● What to produce:
Put every line of the records into a JSON list of strings, one string per line, and skip any blank lines.

● Data to process:
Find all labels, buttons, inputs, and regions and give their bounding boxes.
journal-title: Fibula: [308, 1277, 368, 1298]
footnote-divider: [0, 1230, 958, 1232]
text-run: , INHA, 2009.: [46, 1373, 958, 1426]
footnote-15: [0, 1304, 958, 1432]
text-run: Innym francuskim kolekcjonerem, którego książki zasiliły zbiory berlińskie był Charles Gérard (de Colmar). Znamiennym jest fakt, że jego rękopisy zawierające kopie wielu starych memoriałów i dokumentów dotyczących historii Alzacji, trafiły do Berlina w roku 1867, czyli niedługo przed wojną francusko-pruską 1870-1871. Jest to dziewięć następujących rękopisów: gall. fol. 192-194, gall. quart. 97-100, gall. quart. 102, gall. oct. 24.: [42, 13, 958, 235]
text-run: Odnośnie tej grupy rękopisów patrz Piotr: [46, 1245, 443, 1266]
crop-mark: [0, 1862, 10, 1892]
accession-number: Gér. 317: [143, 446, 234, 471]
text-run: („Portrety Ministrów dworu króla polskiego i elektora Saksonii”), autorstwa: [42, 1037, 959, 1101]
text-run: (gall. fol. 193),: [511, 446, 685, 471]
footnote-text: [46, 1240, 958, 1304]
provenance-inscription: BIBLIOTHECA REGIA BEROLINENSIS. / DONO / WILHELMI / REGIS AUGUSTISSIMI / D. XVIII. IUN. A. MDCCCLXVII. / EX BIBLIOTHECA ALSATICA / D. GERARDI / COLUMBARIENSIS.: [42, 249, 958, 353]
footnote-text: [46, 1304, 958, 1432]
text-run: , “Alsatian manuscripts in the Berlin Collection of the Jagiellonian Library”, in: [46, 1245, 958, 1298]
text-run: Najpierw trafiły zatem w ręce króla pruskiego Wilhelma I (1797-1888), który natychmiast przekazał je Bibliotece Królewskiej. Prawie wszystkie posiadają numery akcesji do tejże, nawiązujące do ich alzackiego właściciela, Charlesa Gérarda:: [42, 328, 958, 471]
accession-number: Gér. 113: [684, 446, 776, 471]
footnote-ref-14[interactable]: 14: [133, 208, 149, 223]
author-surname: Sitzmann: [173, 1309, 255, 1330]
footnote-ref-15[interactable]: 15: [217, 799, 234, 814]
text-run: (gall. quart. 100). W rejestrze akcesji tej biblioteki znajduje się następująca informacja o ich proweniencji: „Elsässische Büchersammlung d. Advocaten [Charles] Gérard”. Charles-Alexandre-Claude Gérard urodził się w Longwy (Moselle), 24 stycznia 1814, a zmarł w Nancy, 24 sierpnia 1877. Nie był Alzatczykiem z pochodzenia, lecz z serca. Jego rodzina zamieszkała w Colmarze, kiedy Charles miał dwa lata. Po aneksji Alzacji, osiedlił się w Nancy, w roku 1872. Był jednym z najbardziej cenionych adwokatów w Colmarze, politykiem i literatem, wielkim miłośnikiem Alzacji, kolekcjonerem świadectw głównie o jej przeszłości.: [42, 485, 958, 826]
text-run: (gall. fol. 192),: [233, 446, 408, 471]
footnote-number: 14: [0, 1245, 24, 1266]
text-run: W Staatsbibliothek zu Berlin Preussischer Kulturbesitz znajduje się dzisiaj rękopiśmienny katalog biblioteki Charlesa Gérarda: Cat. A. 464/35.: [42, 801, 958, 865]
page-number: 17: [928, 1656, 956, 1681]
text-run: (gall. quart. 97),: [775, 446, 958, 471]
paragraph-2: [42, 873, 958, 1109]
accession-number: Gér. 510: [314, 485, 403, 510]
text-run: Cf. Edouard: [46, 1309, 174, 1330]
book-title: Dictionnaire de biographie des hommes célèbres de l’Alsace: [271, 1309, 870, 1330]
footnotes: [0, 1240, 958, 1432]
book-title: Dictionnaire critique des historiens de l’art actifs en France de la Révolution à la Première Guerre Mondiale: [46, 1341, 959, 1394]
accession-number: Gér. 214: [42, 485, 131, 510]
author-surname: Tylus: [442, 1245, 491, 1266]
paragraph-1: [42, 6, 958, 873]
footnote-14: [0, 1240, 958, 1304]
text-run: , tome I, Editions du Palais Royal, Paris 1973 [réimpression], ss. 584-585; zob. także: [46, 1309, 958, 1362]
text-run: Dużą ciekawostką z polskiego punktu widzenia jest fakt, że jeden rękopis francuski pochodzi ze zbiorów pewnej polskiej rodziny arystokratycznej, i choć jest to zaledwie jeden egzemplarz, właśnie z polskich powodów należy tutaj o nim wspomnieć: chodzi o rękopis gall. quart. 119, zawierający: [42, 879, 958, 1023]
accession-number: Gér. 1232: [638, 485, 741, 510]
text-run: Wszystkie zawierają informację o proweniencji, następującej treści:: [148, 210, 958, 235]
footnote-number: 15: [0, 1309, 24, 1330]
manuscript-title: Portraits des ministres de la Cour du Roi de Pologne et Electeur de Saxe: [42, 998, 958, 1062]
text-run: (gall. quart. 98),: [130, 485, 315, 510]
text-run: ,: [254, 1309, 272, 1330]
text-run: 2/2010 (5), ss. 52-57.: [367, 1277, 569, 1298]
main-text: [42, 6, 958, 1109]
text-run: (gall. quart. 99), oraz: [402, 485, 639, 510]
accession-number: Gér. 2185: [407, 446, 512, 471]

● Result:
[
  "Find all labels, buttons, inputs, and regions and give their bounding boxes.",
  "journal-title: Fibula: [308, 1277, 368, 1298]",
  "footnote-divider: [0, 1230, 958, 1232]",
  "text-run: , INHA, 2009.: [46, 1373, 958, 1426]",
  "footnote-15: [0, 1304, 958, 1432]",
  "text-run: Innym francuskim kolekcjonerem, którego książki zasiliły zbiory berlińskie był Charles Gérard (de Colmar). Znamiennym jest fakt, że jego rękopisy zawierające kopie wielu starych memoriałów i dokumentów dotyczących historii Alzacji, trafiły do Berlina w roku 1867, czyli niedługo przed wojną francusko-pruską 1870-1871. Jest to dziewięć następujących rękopisów: gall. fol. 192-194, gall. quart. 97-100, gall. quart. 102, gall. oct. 24.: [42, 13, 958, 235]",
  "text-run: Odnośnie tej grupy rękopisów patrz Piotr: [46, 1245, 443, 1266]",
  "crop-mark: [0, 1862, 10, 1892]",
  "accession-number: Gér. 317: [143, 446, 234, 471]",
  "text-run: („Portrety Ministrów dworu króla polskiego i elektora Saksonii”), autorstwa: [42, 1037, 959, 1101]",
  "text-run: (gall. fol. 193),: [511, 446, 685, 471]",
  "footnote-text: [46, 1240, 958, 1304]",
  "provenance-inscription: BIBLIOTHECA REGIA BEROLINENSIS. / DONO / WILHELMI / REGIS AUGUSTISSIMI / D. XVIII. IUN. A. MDCCCLXVII. / EX BIBLIOTHECA ALSATICA / D. GERARDI / COLUMBARIENSIS.: [42, 249, 958, 353]",
  "footnote-text: [46, 1304, 958, 1432]",
  "text-run: , “Alsatian manuscripts in the Berlin Collection of the Jagiellonian Library”, in: [46, 1245, 958, 1298]",
  "text-run: Najpierw trafiły zatem w ręce króla pruskiego Wilhelma I (1797-1888), który natychmiast przekazał je Bibliotece Królewskiej. Prawie wszystkie posiadają numery akcesji do tejże, nawiązujące do ich alzackiego właściciela, Charlesa Gérarda:: [42, 328, 958, 471]",
  "accession-number: Gér. 113: [684, 446, 776, 471]",
  "footnote-ref-14[interactable]: 14: [133, 208, 149, 223]",
  "author-surname: Sitzmann: [173, 1309, 255, 1330]",
  "footnote-ref-15[interactable]: 15: [217, 799, 234, 814]",
  "text-run: (gall. quart. 100). W rejestrze akcesji tej biblioteki znajduje się następująca informacja o ich proweniencji: „Elsässische Büchersammlung d. Advocaten [Charles] Gérard”. Charles-Alexandre-Claude Gérard urodził się w Longwy (Moselle), 24 stycznia 1814, a zmarł w Nancy, 24 sierpnia 1877. Nie był Alzatczykiem z pochodzenia, lecz z serca. Jego rodzina zamieszkała w Colmarze, kiedy Charles miał dwa lata. Po aneksji Alzacji, osiedlił się w Nancy, w roku 1872. Był jednym z najbardziej cenionych adwokatów w Colmarze, politykiem i literatem, wielkim miłośnikiem Alzacji, kolekcjonerem świadectw głównie o jej przeszłości.: [42, 485, 958, 826]",
  "text-run: (gall. fol. 192),: [233, 446, 408, 471]",
  "footnote-number: 14: [0, 1245, 24, 1266]",
  "text-run: W Staatsbibliothek zu Berlin Preussischer Kulturbesitz znajduje się dzisiaj rękopiśmienny katalog biblioteki Charlesa Gérarda: Cat. A. 464/35.: [42, 801, 958, 865]",
  "page-number: 17: [928, 1656, 956, 1681]",
  "text-run: (gall. quart. 97),: [775, 446, 958, 471]",
  "paragraph-2: [42, 873, 958, 1109]",
  "accession-number: Gér. 510: [314, 485, 403, 510]",
  "text-run: Cf. Edouard: [46, 1309, 174, 1330]",
  "book-title: Dictionnaire de biographie des hommes célèbres de l’Alsace: [271, 1309, 870, 1330]",
  "footnotes: [0, 1240, 958, 1432]",
  "book-title: Dictionnaire critique des historiens de l’art actifs en France de la Révolution à la Première Guerre Mondiale: [46, 1341, 959, 1394]",
  "accession-number: Gér. 214: [42, 485, 131, 510]",
  "author-surname: Tylus: [442, 1245, 491, 1266]",
  "paragraph-1: [42, 6, 958, 873]",
  "footnote-14: [0, 1240, 958, 1304]",
  "text-run: , tome I, Editions du Palais Royal, Paris 1973 [réimpression], ss. 584-585; zob. także: [46, 1309, 958, 1362]",
  "text-run: Dużą ciekawostką z polskiego punktu widzenia jest fakt, że jeden rękopis francuski pochodzi ze zbiorów pewnej polskiej rodziny arystokratycznej, i choć jest to zaledwie jeden egzemplarz, właśnie z polskich powodów należy tutaj o nim wspomnieć: chodzi o rękopis gall. quart. 119, zawierający: [42, 879, 958, 1023]",
  "accession-number: Gér. 1232: [638, 485, 741, 510]",
  "text-run: Wszystkie zawierają informację o proweniencji, następującej treści:: [148, 210, 958, 235]",
  "footnote-number: 15: [0, 1309, 24, 1330]",
  "manuscript-title: Portraits des ministres de la Cour du Roi de Pologne et Electeur de Saxe: [42, 998, 958, 1062]",
  "text-run: (gall. quart. 98),: [130, 485, 315, 510]",
  "text-run: ,: [254, 1309, 272, 1330]",
  "text-run: 2/2010 (5), ss. 52-57.: [367, 1277, 569, 1298]",
  "main-text: [42, 6, 958, 1109]",
  "text-run: (gall. quart. 99), oraz: [402, 485, 639, 510]",
  "accession-number: Gér. 2185: [407, 446, 512, 471]"
]